By Rob Davies (TMFEssex)


Back in the saddle now having moved house. I hesitate to say successfully until everything is sorted, which might take a little while. Until that happens I suppose we are condemned to rummaging around in cardboard boxes to find the essential items, like corkscrews.

Having been more or less absent from the boards for about 10 days I have been furiously surfing in the last few days trying to catch up with all the news and views. Now that we have so many Fools, boards and posts I realise that it is an impossible task. But I have tried to cover as much as possible and I have learnt a lot in the process.

One thing I have discovered is that the Qualiport message board has been overtaken by the Rule Shaker message board. What an outrage, we must fight back. Nevertheless, much of the discussion on the new board centred on stocks that have figured prominently on this board, namely the telephone stocks of British Telecom (LSE: BT.A) and Vodafone AirTouch (LSE: VOD).

Bruce has analysed both these companies in the past as potential Qualiport stocks, though neither has yet made the grade. However, elsewhere on the boards I saw some posts that made the point that both the Qualiport and the BTF portfolios have underperformed the FTSE All Share index in recent years. This makes choosing the next stock even more crucial.

## What to do
1. From the column about telephone stocks, list the portfolios and the index that its last paragraph compares.
2. Pick up the column about telephone stocks right after its final sentence and keep writing it.

## Given material
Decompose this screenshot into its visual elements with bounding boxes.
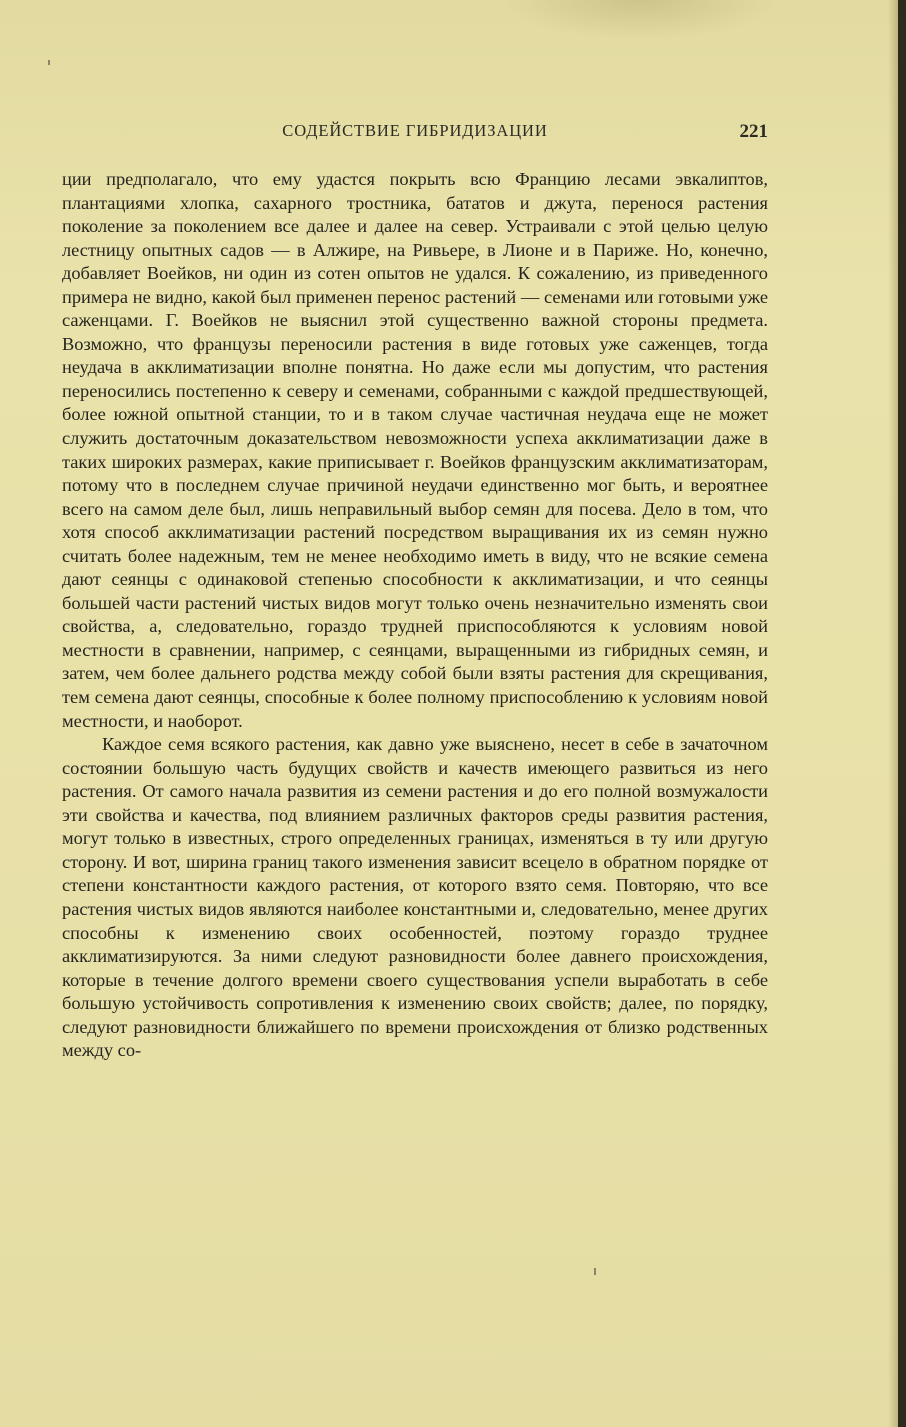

## Answers in order
1.
- the Qualiport portfolio
- the BTF portfolio
- the FTSE All Share index

2.
I know from my own portfolio just how hard it is to make money, let alone outperform the index. According to the MF portfolios I am up 14% on my fund, but virtually all that is due to one stock I only bought last year. That share, Antofagasta Holdings (LSE: ANTO) if you must know, has more than doubled in less than twelve months. Yet when I bought it, it seemed very unlikely that it would do anything at all in the short term, despite trading at a quarter of its previous high.

This is a long-winded way of saying that purchase price is crucial in buying into a share and Bruce is 100% correct to watch and analyse stocks before buying. Just because companies are great businesses, and both BT and Vodafone certainly are, does not mean that shareholders will be well rewarded.

The Qualiport's holding in Unilever (LSE: ULVR) is classic example of a great company that became too expensive and has not provided a good return in the short term. This is the crux of investing. We all know of good companies but, as investors, you don't get a great return by buying into them when everyone else agrees with you. The trick is to buy great companies when they are not obviously great investments.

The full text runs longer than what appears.